- [Goal]: All of the material below is to be restated word for word, apart from the pictures.

- [Records for the task]:

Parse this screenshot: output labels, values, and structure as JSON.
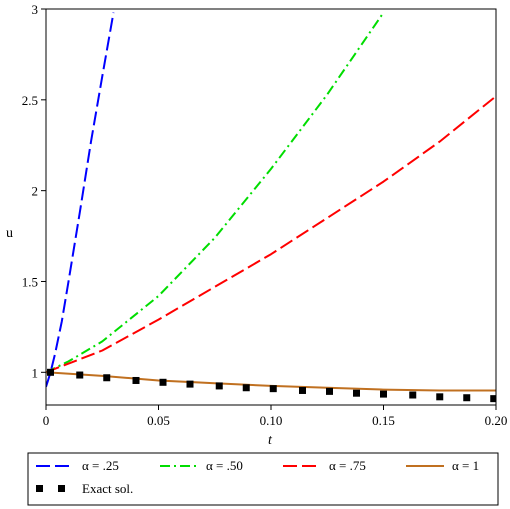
{
  "chart_data": {
    "type": "line",
    "xlabel": "t",
    "ylabel": "u",
    "xlim": [
      0,
      0.2
    ],
    "ylim": [
      0.82,
      3.0
    ],
    "xticks": [
      {
        "value": 0,
        "label": "0"
      },
      {
        "value": 0.05,
        "label": "0.05"
      },
      {
        "value": 0.1,
        "label": "0.10"
      },
      {
        "value": 0.15,
        "label": "0.15"
      },
      {
        "value": 0.2,
        "label": "0.20"
      }
    ],
    "yticks": [
      {
        "value": 1,
        "label": "1"
      },
      {
        "value": 1.5,
        "label": "1.5"
      },
      {
        "value": 2,
        "label": "2"
      },
      {
        "value": 2.5,
        "label": "2.5"
      },
      {
        "value": 3,
        "label": "3"
      }
    ],
    "grid": false,
    "legend_position": "bottom",
    "series": [
      {
        "name": "α = .25",
        "color": "#0000ff",
        "style": "dash",
        "x": [
          0,
          0.001,
          0.002,
          0.004,
          0.007,
          0.01,
          0.015,
          0.02,
          0.025,
          0.03
        ],
        "y": [
          0.92,
          0.96,
          1.0,
          1.1,
          1.28,
          1.5,
          1.88,
          2.27,
          2.63,
          2.98
        ]
      },
      {
        "name": "α = .50",
        "color": "#00dd00",
        "style": "dashdot",
        "x": [
          0,
          0.01,
          0.025,
          0.05,
          0.075,
          0.1,
          0.125,
          0.15
        ],
        "y": [
          1.0,
          1.06,
          1.17,
          1.42,
          1.74,
          2.12,
          2.53,
          2.98
        ]
      },
      {
        "name": "α = .75",
        "color": "#ff0000",
        "style": "dash",
        "x": [
          0,
          0.025,
          0.05,
          0.075,
          0.1,
          0.125,
          0.15,
          0.175,
          0.2
        ],
        "y": [
          1.0,
          1.12,
          1.29,
          1.47,
          1.65,
          1.85,
          2.05,
          2.27,
          2.52
        ]
      },
      {
        "name": "α = 1",
        "color": "#c07020",
        "style": "solid",
        "x": [
          0,
          0.025,
          0.05,
          0.075,
          0.1,
          0.125,
          0.15,
          0.175,
          0.2
        ],
        "y": [
          1.0,
          0.98,
          0.955,
          0.94,
          0.925,
          0.915,
          0.905,
          0.9,
          0.9
        ]
      },
      {
        "name": "Exact sol.",
        "color": "#000000",
        "style": "square-markers",
        "x": [
          0.002,
          0.015,
          0.027,
          0.04,
          0.052,
          0.064,
          0.077,
          0.089,
          0.101,
          0.114,
          0.126,
          0.138,
          0.15,
          0.163,
          0.175,
          0.187,
          0.199
        ],
        "y": [
          1.0,
          0.985,
          0.97,
          0.955,
          0.945,
          0.935,
          0.925,
          0.915,
          0.91,
          0.9,
          0.895,
          0.885,
          0.88,
          0.875,
          0.865,
          0.86,
          0.855
        ]
      }
    ]
  }
}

- [Exercise solution]:
Parse this screenshot: output labels, values, and structure as JSON.
{
  "chart_data": {
    "type": "line",
    "xlabel": "t",
    "ylabel": "u",
    "xlim": [
      0,
      0.2
    ],
    "ylim": [
      0.82,
      3.0
    ],
    "xticks": [
      {
        "value": 0,
        "label": "0"
      },
      {
        "value": 0.05,
        "label": "0.05"
      },
      {
        "value": 0.1,
        "label": "0.10"
      },
      {
        "value": 0.15,
        "label": "0.15"
      },
      {
        "value": 0.2,
        "label": "0.20"
      }
    ],
    "yticks": [
      {
        "value": 1,
        "label": "1"
      },
      {
        "value": 1.5,
        "label": "1.5"
      },
      {
        "value": 2,
        "label": "2"
      },
      {
        "value": 2.5,
        "label": "2.5"
      },
      {
        "value": 3,
        "label": "3"
      }
    ],
    "grid": false,
    "legend_position": "bottom",
    "series": [
      {
        "name": "α = .25",
        "color": "#0000ff",
        "style": "dash",
        "x": [
          0,
          0.001,
          0.002,
          0.004,
          0.007,
          0.01,
          0.015,
          0.02,
          0.025,
          0.03
        ],
        "y": [
          0.92,
          0.96,
          1.0,
          1.1,
          1.28,
          1.5,
          1.88,
          2.27,
          2.63,
          2.98
        ]
      },
      {
        "name": "α = .50",
        "color": "#00dd00",
        "style": "dashdot",
        "x": [
          0,
          0.01,
          0.025,
          0.05,
          0.075,
          0.1,
          0.125,
          0.15
        ],
        "y": [
          1.0,
          1.06,
          1.17,
          1.42,
          1.74,
          2.12,
          2.53,
          2.98
        ]
      },
      {
        "name": "α = .75",
        "color": "#ff0000",
        "style": "dash",
        "x": [
          0,
          0.025,
          0.05,
          0.075,
          0.1,
          0.125,
          0.15,
          0.175,
          0.2
        ],
        "y": [
          1.0,
          1.12,
          1.29,
          1.47,
          1.65,
          1.85,
          2.05,
          2.27,
          2.52
        ]
      },
      {
        "name": "α = 1",
        "color": "#c07020",
        "style": "solid",
        "x": [
          0,
          0.025,
          0.05,
          0.075,
          0.1,
          0.125,
          0.15,
          0.175,
          0.2
        ],
        "y": [
          1.0,
          0.98,
          0.955,
          0.94,
          0.925,
          0.915,
          0.905,
          0.9,
          0.9
        ]
      },
      {
        "name": "Exact sol.",
        "color": "#000000",
        "style": "square-markers",
        "x": [
          0.002,
          0.015,
          0.027,
          0.04,
          0.052,
          0.064,
          0.077,
          0.089,
          0.101,
          0.114,
          0.126,
          0.138,
          0.15,
          0.163,
          0.175,
          0.187,
          0.199
        ],
        "y": [
          1.0,
          0.985,
          0.97,
          0.955,
          0.945,
          0.935,
          0.925,
          0.915,
          0.91,
          0.9,
          0.895,
          0.885,
          0.88,
          0.875,
          0.865,
          0.86,
          0.855
        ]
      }
    ]
  }
}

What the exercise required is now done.